About this task –
The records should be repeated word for word, pictures excluded.

________________

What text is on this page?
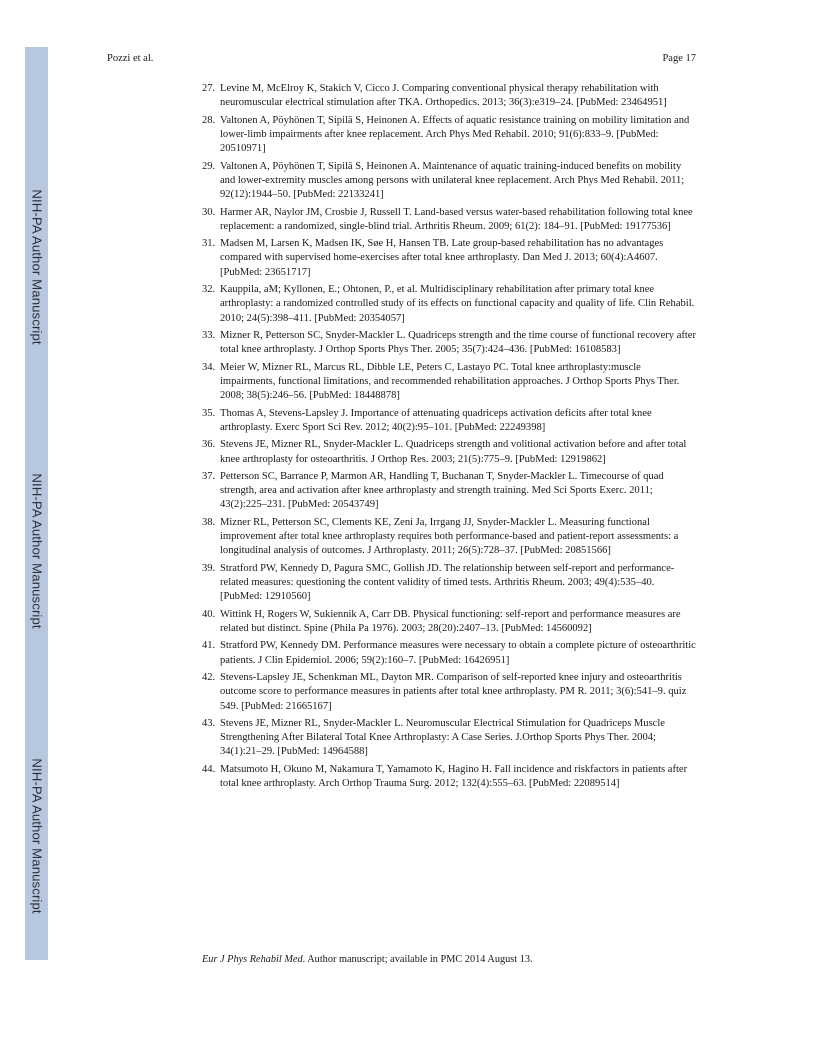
NIH-PA Author Manuscript
NIH-PA Author Manuscript
NIH-PA Author Manuscript
Pozzi et al.	Page 17
27. Levine M, McElroy K, Stakich V, Cicco J. Comparing conventional physical therapy rehabilitation with neuromuscular electrical stimulation after TKA. Orthopedics. 2013; 36(3):e319–24. [PubMed: 23464951]
28. Valtonen A, Pöyhönen T, Sipilä S, Heinonen A. Effects of aquatic resistance training on mobility limitation and lower-limb impairments after knee replacement. Arch Phys Med Rehabil. 2010; 91(6):833–9. [PubMed: 20510971]
29. Valtonen A, Pöyhönen T, Sipilä S, Heinonen A. Maintenance of aquatic training-induced benefits on mobility and lower-extremity muscles among persons with unilateral knee replacement. Arch Phys Med Rehabil. 2011; 92(12):1944–50. [PubMed: 22133241]
30. Harmer AR, Naylor JM, Crosbie J, Russell T. Land-based versus water-based rehabilitation following total knee replacement: a randomized, single-blind trial. Arthritis Rheum. 2009; 61(2): 184–91. [PubMed: 19177536]
31. Madsen M, Larsen K, Madsen IK, Søe H, Hansen TB. Late group-based rehabilitation has no advantages compared with supervised home-exercises after total knee arthroplasty. Dan Med J. 2013; 60(4):A4607. [PubMed: 23651717]
32. Kauppila, aM; Kyllonen, E.; Ohtonen, P., et al. Multidisciplinary rehabilitation after primary total knee arthroplasty: a randomized controlled study of its effects on functional capacity and quality of life. Clin Rehabil. 2010; 24(5):398–411. [PubMed: 20354057]
33. Mizner R, Petterson SC, Snyder-Mackler L. Quadriceps strength and the time course of functional recovery after total knee arthroplasty. J Orthop Sports Phys Ther. 2005; 35(7):424–436. [PubMed: 16108583]
34. Meier W, Mizner RL, Marcus RL, Dibble LE, Peters C, Lastayo PC. Total knee arthroplasty:muscle impairments, functional limitations, and recommended rehabilitation approaches. J Orthop Sports Phys Ther. 2008; 38(5):246–56. [PubMed: 18448878]
35. Thomas A, Stevens-Lapsley J. Importance of attenuating quadriceps activation deficits after total knee arthroplasty. Exerc Sport Sci Rev. 2012; 40(2):95–101. [PubMed: 22249398]
36. Stevens JE, Mizner RL, Snyder-Mackler L. Quadriceps strength and volitional activation before and after total knee arthroplasty for osteoarthritis. J Orthop Res. 2003; 21(5):775–9. [PubMed: 12919862]
37. Petterson SC, Barrance P, Marmon AR, Handling T, Buchanan T, Snyder-Mackler L. Timecourse of quad strength, area and activation after knee arthroplasty and strength training. Med Sci Sports Exerc. 2011; 43(2):225–231. [PubMed: 20543749]
38. Mizner RL, Petterson SC, Clements KE, Zeni Ja, Irrgang JJ, Snyder-Mackler L. Measuring functional improvement after total knee arthroplasty requires both performance-based and patient-report assessments: a longitudinal analysis of outcomes. J Arthroplasty. 2011; 26(5):728–37. [PubMed: 20851566]
39. Stratford PW, Kennedy D, Pagura SMC, Gollish JD. The relationship between self-report and performance-related measures: questioning the content validity of timed tests. Arthritis Rheum. 2003; 49(4):535–40. [PubMed: 12910560]
40. Wittink H, Rogers W, Sukiennik A, Carr DB. Physical functioning: self-report and performance measures are related but distinct. Spine (Phila Pa 1976). 2003; 28(20):2407–13. [PubMed: 14560092]
41. Stratford PW, Kennedy DM. Performance measures were necessary to obtain a complete picture of osteoarthritic patients. J Clin Epidemiol. 2006; 59(2):160–7. [PubMed: 16426951]
42. Stevens-Lapsley JE, Schenkman ML, Dayton MR. Comparison of self-reported knee injury and osteoarthritis outcome score to performance measures in patients after total knee arthroplasty. PM R. 2011; 3(6):541–9. quiz 549. [PubMed: 21665167]
43. Stevens JE, Mizner RL, Snyder-Mackler L. Neuromuscular Electrical Stimulation for Quadriceps Muscle Strengthening After Bilateral Total Knee Arthroplasty: A Case Series. J.Orthop Sports Phys Ther. 2004; 34(1):21–29. [PubMed: 14964588]
44. Matsumoto H, Okuno M, Nakamura T, Yamamoto K, Hagino H. Fall incidence and riskfactors in patients after total knee arthroplasty. Arch Orthop Trauma Surg. 2012; 132(4):555–63. [PubMed: 22089514]
Eur J Phys Rehabil Med. Author manuscript; available in PMC 2014 August 13.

________________

Expected answer –
What text is on this page?
NIH-PA Author Manuscript
NIH-PA Author Manuscript
NIH-PA Author Manuscript
Pozzi et al.	Page 17
27. Levine M, McElroy K, Stakich V, Cicco J. Comparing conventional physical therapy rehabilitation with neuromuscular electrical stimulation after TKA. Orthopedics. 2013; 36(3):e319–24. [PubMed: 23464951]
28. Valtonen A, Pöyhönen T, Sipilä S, Heinonen A. Effects of aquatic resistance training on mobility limitation and lower-limb impairments after knee replacement. Arch Phys Med Rehabil. 2010; 91(6):833–9. [PubMed: 20510971]
29. Valtonen A, Pöyhönen T, Sipilä S, Heinonen A. Maintenance of aquatic training-induced benefits on mobility and lower-extremity muscles among persons with unilateral knee replacement. Arch Phys Med Rehabil. 2011; 92(12):1944–50. [PubMed: 22133241]
30. Harmer AR, Naylor JM, Crosbie J, Russell T. Land-based versus water-based rehabilitation following total knee replacement: a randomized, single-blind trial. Arthritis Rheum. 2009; 61(2): 184–91. [PubMed: 19177536]
31. Madsen M, Larsen K, Madsen IK, Søe H, Hansen TB. Late group-based rehabilitation has no advantages compared with supervised home-exercises after total knee arthroplasty. Dan Med J. 2013; 60(4):A4607. [PubMed: 23651717]
32. Kauppila, aM; Kyllonen, E.; Ohtonen, P., et al. Multidisciplinary rehabilitation after primary total knee arthroplasty: a randomized controlled study of its effects on functional capacity and quality of life. Clin Rehabil. 2010; 24(5):398–411. [PubMed: 20354057]
33. Mizner R, Petterson SC, Snyder-Mackler L. Quadriceps strength and the time course of functional recovery after total knee arthroplasty. J Orthop Sports Phys Ther. 2005; 35(7):424–436. [PubMed: 16108583]
34. Meier W, Mizner RL, Marcus RL, Dibble LE, Peters C, Lastayo PC. Total knee arthroplasty:muscle impairments, functional limitations, and recommended rehabilitation approaches. J Orthop Sports Phys Ther. 2008; 38(5):246–56. [PubMed: 18448878]
35. Thomas A, Stevens-Lapsley J. Importance of attenuating quadriceps activation deficits after total knee arthroplasty. Exerc Sport Sci Rev. 2012; 40(2):95–101. [PubMed: 22249398]
36. Stevens JE, Mizner RL, Snyder-Mackler L. Quadriceps strength and volitional activation before and after total knee arthroplasty for osteoarthritis. J Orthop Res. 2003; 21(5):775–9. [PubMed: 12919862]
37. Petterson SC, Barrance P, Marmon AR, Handling T, Buchanan T, Snyder-Mackler L. Timecourse of quad strength, area and activation after knee arthroplasty and strength training. Med Sci Sports Exerc. 2011; 43(2):225–231. [PubMed: 20543749]
38. Mizner RL, Petterson SC, Clements KE, Zeni Ja, Irrgang JJ, Snyder-Mackler L. Measuring functional improvement after total knee arthroplasty requires both performance-based and patient-report assessments: a longitudinal analysis of outcomes. J Arthroplasty. 2011; 26(5):728–37. [PubMed: 20851566]
39. Stratford PW, Kennedy D, Pagura SMC, Gollish JD. The relationship between self-report and performance-related measures: questioning the content validity of timed tests. Arthritis Rheum. 2003; 49(4):535–40. [PubMed: 12910560]
40. Wittink H, Rogers W, Sukiennik A, Carr DB. Physical functioning: self-report and performance measures are related but distinct. Spine (Phila Pa 1976). 2003; 28(20):2407–13. [PubMed: 14560092]
41. Stratford PW, Kennedy DM. Performance measures were necessary to obtain a complete picture of osteoarthritic patients. J Clin Epidemiol. 2006; 59(2):160–7. [PubMed: 16426951]
42. Stevens-Lapsley JE, Schenkman ML, Dayton MR. Comparison of self-reported knee injury and osteoarthritis outcome score to performance measures in patients after total knee arthroplasty. PM R. 2011; 3(6):541–9. quiz 549. [PubMed: 21665167]
43. Stevens JE, Mizner RL, Snyder-Mackler L. Neuromuscular Electrical Stimulation for Quadriceps Muscle Strengthening After Bilateral Total Knee Arthroplasty: A Case Series. J.Orthop Sports Phys Ther. 2004; 34(1):21–29. [PubMed: 14964588]
44. Matsumoto H, Okuno M, Nakamura T, Yamamoto K, Hagino H. Fall incidence and riskfactors in patients after total knee arthroplasty. Arch Orthop Trauma Surg. 2012; 132(4):555–63. [PubMed: 22089514]
Eur J Phys Rehabil Med. Author manuscript; available in PMC 2014 August 13.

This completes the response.